§ What to produce
Print the passage of the text on choosing IT suppliers from "The company found" to "matrix to decide.", word for word, before turning to the listing.

§ Extracted text
-- Start --

How do companies decide which IT suppliers to do business with? That depends on who’s doing the deciding — and on who’s assessing corporate practices. According to Jupiter Research, non-IT executives tend to favor companies whose products meet business requirements, while IT executives put the emphasis on performance and reliability. So much for teamwork. To be fair, both camps put total cost in the top spot, but after that they tend not to see eye to eye. And given that 89 percent of the executives (both IT- and non-IT-focused) surveyed by Jupiter said they help select technology vendors, that disconnect could be serious.
The company found that IT and non-IT execs tend to blame each other for dominating the selection process. Worse, they dominate based on totally different approaches: IT executives tend to rely on tools and research that focus on technology criteria, while two-thirds of non-IT execs rely on (brace yourself) word of mouth. Jupiter recommends a dual focus: on business value (which includes absolute cost and cost predictability, quality, and usability/effectiveness) and market suitability (that is, vendors’ overall stability and focus on a given market or technology). Often these two criteria are at odds: the best technology may come from new and unproven vendors, for example, so companies may have to use a matrix to decide.

-- End --

§ Data segment

-- Start --

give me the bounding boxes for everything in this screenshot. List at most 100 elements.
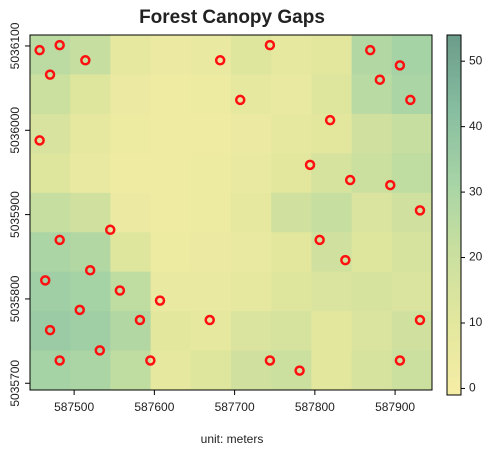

-- End --

§ Finished exercise
The company found that IT and non-IT execs tend to blame each other for dominating the selection process. Worse, they dominate based on totally different approaches: IT executives tend to rely on tools and research that focus on technology criteria, while two-thirds of non-IT execs rely on (brace yourself) word of mouth. Jupiter recommends a dual focus: on business value (which includes absolute cost and cost predictability, quality, and usability/effectiveness) and market suitability (that is, vendors’ overall stability and focus on a given market or technology). Often these two criteria are at odds: the best technology may come from new and unproven vendors, for example, so companies may have to use a matrix to decide.